• **WHAT TO DO**: Reproduce the entire listing below exactly.

• **SUPPLIED INFORMATION**:
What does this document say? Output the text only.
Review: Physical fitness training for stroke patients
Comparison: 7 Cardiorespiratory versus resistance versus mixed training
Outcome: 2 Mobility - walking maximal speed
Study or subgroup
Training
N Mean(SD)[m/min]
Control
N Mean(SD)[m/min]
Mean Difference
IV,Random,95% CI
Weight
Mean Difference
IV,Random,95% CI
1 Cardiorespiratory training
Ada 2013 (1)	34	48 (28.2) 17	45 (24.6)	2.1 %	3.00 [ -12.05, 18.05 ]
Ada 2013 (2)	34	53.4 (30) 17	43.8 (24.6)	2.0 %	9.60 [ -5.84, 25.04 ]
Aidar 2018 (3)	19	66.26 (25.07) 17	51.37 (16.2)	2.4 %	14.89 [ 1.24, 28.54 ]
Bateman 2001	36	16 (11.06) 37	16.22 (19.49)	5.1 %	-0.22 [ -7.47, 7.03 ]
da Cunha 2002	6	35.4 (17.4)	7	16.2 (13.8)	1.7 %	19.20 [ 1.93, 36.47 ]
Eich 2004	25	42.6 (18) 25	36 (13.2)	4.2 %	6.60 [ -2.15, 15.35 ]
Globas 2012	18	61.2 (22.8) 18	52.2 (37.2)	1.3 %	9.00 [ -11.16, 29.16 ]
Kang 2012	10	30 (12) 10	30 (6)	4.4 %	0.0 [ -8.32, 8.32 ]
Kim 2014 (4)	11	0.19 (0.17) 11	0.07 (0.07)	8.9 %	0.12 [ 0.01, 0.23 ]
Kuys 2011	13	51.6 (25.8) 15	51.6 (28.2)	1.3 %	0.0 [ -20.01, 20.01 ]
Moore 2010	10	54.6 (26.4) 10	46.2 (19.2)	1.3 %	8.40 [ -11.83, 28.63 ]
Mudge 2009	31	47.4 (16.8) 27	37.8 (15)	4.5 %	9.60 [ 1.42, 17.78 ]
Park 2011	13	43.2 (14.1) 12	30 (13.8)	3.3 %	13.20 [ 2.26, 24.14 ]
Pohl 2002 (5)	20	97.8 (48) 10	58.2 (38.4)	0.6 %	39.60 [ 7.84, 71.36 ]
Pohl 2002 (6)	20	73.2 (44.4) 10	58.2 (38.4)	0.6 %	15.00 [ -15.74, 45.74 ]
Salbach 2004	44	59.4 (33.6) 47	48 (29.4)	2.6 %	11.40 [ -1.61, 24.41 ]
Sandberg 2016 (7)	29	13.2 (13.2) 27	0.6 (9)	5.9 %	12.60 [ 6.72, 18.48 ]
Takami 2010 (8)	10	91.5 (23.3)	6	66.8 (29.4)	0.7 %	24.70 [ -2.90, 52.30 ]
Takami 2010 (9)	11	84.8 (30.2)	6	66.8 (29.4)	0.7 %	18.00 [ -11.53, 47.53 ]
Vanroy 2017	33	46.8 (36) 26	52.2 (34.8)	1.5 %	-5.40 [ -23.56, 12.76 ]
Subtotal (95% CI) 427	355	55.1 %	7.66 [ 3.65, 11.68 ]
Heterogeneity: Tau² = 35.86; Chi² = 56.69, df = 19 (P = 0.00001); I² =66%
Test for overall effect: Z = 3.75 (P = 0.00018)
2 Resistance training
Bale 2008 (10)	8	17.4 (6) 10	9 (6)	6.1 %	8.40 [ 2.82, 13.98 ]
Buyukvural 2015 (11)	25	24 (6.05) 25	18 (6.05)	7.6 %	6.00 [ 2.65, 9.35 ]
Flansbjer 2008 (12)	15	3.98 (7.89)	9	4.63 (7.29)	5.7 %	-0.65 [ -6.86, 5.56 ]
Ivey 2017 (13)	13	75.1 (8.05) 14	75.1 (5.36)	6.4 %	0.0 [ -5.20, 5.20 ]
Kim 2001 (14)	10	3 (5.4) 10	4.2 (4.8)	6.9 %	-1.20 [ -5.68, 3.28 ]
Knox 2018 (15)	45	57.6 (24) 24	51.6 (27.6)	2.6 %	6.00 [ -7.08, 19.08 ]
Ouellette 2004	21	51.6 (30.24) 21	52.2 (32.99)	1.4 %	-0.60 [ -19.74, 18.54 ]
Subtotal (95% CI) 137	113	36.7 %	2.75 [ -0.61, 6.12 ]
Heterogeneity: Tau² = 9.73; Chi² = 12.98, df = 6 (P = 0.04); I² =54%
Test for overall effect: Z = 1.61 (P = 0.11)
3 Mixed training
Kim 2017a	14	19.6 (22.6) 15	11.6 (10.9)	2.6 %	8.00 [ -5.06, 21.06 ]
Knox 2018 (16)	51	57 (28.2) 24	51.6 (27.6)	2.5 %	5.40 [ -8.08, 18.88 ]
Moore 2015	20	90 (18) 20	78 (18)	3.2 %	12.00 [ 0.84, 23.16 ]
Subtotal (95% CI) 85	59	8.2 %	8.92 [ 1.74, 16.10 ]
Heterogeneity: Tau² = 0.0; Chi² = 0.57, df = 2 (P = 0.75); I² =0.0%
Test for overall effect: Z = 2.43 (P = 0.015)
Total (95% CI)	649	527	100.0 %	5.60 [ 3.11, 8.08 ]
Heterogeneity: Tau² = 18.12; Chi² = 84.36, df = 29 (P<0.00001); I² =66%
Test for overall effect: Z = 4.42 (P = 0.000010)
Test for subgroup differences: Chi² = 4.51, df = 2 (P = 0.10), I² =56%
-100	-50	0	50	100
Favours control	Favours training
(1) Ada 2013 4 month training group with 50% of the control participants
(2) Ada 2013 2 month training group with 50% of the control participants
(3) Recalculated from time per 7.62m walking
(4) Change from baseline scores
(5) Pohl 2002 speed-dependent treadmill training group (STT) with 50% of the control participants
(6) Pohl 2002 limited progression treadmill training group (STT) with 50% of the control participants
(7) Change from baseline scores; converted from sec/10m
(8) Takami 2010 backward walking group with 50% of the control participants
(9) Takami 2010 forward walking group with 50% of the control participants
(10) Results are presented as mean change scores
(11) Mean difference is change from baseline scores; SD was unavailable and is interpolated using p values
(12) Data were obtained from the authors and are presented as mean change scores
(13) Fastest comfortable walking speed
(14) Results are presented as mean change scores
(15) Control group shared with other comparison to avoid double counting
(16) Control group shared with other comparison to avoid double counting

• **SOLVED EXERCISE**:
What does this document say? Output the text only.
Review: Physical fitness training for stroke patients
Comparison: 7 Cardiorespiratory versus resistance versus mixed training
Outcome: 2 Mobility - walking maximal speed
Study or subgroup
Training
N Mean(SD)[m/min]
Control
N Mean(SD)[m/min]
Mean Difference
IV,Random,95% CI
Weight
Mean Difference
IV,Random,95% CI
1 Cardiorespiratory training
Ada 2013 (1)	34	48 (28.2) 17	45 (24.6)	2.1 %	3.00 [ -12.05, 18.05 ]
Ada 2013 (2)	34	53.4 (30) 17	43.8 (24.6)	2.0 %	9.60 [ -5.84, 25.04 ]
Aidar 2018 (3)	19	66.26 (25.07) 17	51.37 (16.2)	2.4 %	14.89 [ 1.24, 28.54 ]
Bateman 2001	36	16 (11.06) 37	16.22 (19.49)	5.1 %	-0.22 [ -7.47, 7.03 ]
da Cunha 2002	6	35.4 (17.4)	7	16.2 (13.8)	1.7 %	19.20 [ 1.93, 36.47 ]
Eich 2004	25	42.6 (18) 25	36 (13.2)	4.2 %	6.60 [ -2.15, 15.35 ]
Globas 2012	18	61.2 (22.8) 18	52.2 (37.2)	1.3 %	9.00 [ -11.16, 29.16 ]
Kang 2012	10	30 (12) 10	30 (6)	4.4 %	0.0 [ -8.32, 8.32 ]
Kim 2014 (4)	11	0.19 (0.17) 11	0.07 (0.07)	8.9 %	0.12 [ 0.01, 0.23 ]
Kuys 2011	13	51.6 (25.8) 15	51.6 (28.2)	1.3 %	0.0 [ -20.01, 20.01 ]
Moore 2010	10	54.6 (26.4) 10	46.2 (19.2)	1.3 %	8.40 [ -11.83, 28.63 ]
Mudge 2009	31	47.4 (16.8) 27	37.8 (15)	4.5 %	9.60 [ 1.42, 17.78 ]
Park 2011	13	43.2 (14.1) 12	30 (13.8)	3.3 %	13.20 [ 2.26, 24.14 ]
Pohl 2002 (5)	20	97.8 (48) 10	58.2 (38.4)	0.6 %	39.60 [ 7.84, 71.36 ]
Pohl 2002 (6)	20	73.2 (44.4) 10	58.2 (38.4)	0.6 %	15.00 [ -15.74, 45.74 ]
Salbach 2004	44	59.4 (33.6) 47	48 (29.4)	2.6 %	11.40 [ -1.61, 24.41 ]
Sandberg 2016 (7)	29	13.2 (13.2) 27	0.6 (9)	5.9 %	12.60 [ 6.72, 18.48 ]
Takami 2010 (8)	10	91.5 (23.3)	6	66.8 (29.4)	0.7 %	24.70 [ -2.90, 52.30 ]
Takami 2010 (9)	11	84.8 (30.2)	6	66.8 (29.4)	0.7 %	18.00 [ -11.53, 47.53 ]
Vanroy 2017	33	46.8 (36) 26	52.2 (34.8)	1.5 %	-5.40 [ -23.56, 12.76 ]
Subtotal (95% CI) 427	355	55.1 %	7.66 [ 3.65, 11.68 ]
Heterogeneity: Tau² = 35.86; Chi² = 56.69, df = 19 (P = 0.00001); I² =66%
Test for overall effect: Z = 3.75 (P = 0.00018)
2 Resistance training
Bale 2008 (10)	8	17.4 (6) 10	9 (6)	6.1 %	8.40 [ 2.82, 13.98 ]
Buyukvural 2015 (11)	25	24 (6.05) 25	18 (6.05)	7.6 %	6.00 [ 2.65, 9.35 ]
Flansbjer 2008 (12)	15	3.98 (7.89)	9	4.63 (7.29)	5.7 %	-0.65 [ -6.86, 5.56 ]
Ivey 2017 (13)	13	75.1 (8.05) 14	75.1 (5.36)	6.4 %	0.0 [ -5.20, 5.20 ]
Kim 2001 (14)	10	3 (5.4) 10	4.2 (4.8)	6.9 %	-1.20 [ -5.68, 3.28 ]
Knox 2018 (15)	45	57.6 (24) 24	51.6 (27.6)	2.6 %	6.00 [ -7.08, 19.08 ]
Ouellette 2004	21	51.6 (30.24) 21	52.2 (32.99)	1.4 %	-0.60 [ -19.74, 18.54 ]
Subtotal (95% CI) 137	113	36.7 %	2.75 [ -0.61, 6.12 ]
Heterogeneity: Tau² = 9.73; Chi² = 12.98, df = 6 (P = 0.04); I² =54%
Test for overall effect: Z = 1.61 (P = 0.11)
3 Mixed training
Kim 2017a	14	19.6 (22.6) 15	11.6 (10.9)	2.6 %	8.00 [ -5.06, 21.06 ]
Knox 2018 (16)	51	57 (28.2) 24	51.6 (27.6)	2.5 %	5.40 [ -8.08, 18.88 ]
Moore 2015	20	90 (18) 20	78 (18)	3.2 %	12.00 [ 0.84, 23.16 ]
Subtotal (95% CI) 85	59	8.2 %	8.92 [ 1.74, 16.10 ]
Heterogeneity: Tau² = 0.0; Chi² = 0.57, df = 2 (P = 0.75); I² =0.0%
Test for overall effect: Z = 2.43 (P = 0.015)
Total (95% CI)	649	527	100.0 %	5.60 [ 3.11, 8.08 ]
Heterogeneity: Tau² = 18.12; Chi² = 84.36, df = 29 (P<0.00001); I² =66%
Test for overall effect: Z = 4.42 (P = 0.000010)
Test for subgroup differences: Chi² = 4.51, df = 2 (P = 0.10), I² =56%
-100	-50	0	50	100
Favours control	Favours training
(1) Ada 2013 4 month training group with 50% of the control participants
(2) Ada 2013 2 month training group with 50% of the control participants
(3) Recalculated from time per 7.62m walking
(4) Change from baseline scores
(5) Pohl 2002 speed-dependent treadmill training group (STT) with 50% of the control participants
(6) Pohl 2002 limited progression treadmill training group (STT) with 50% of the control participants
(7) Change from baseline scores; converted from sec/10m
(8) Takami 2010 backward walking group with 50% of the control participants
(9) Takami 2010 forward walking group with 50% of the control participants
(10) Results are presented as mean change scores
(11) Mean difference is change from baseline scores; SD was unavailable and is interpolated using p values
(12) Data were obtained from the authors and are presented as mean change scores
(13) Fastest comfortable walking speed
(14) Results are presented as mean change scores
(15) Control group shared with other comparison to avoid double counting
(16) Control group shared with other comparison to avoid double counting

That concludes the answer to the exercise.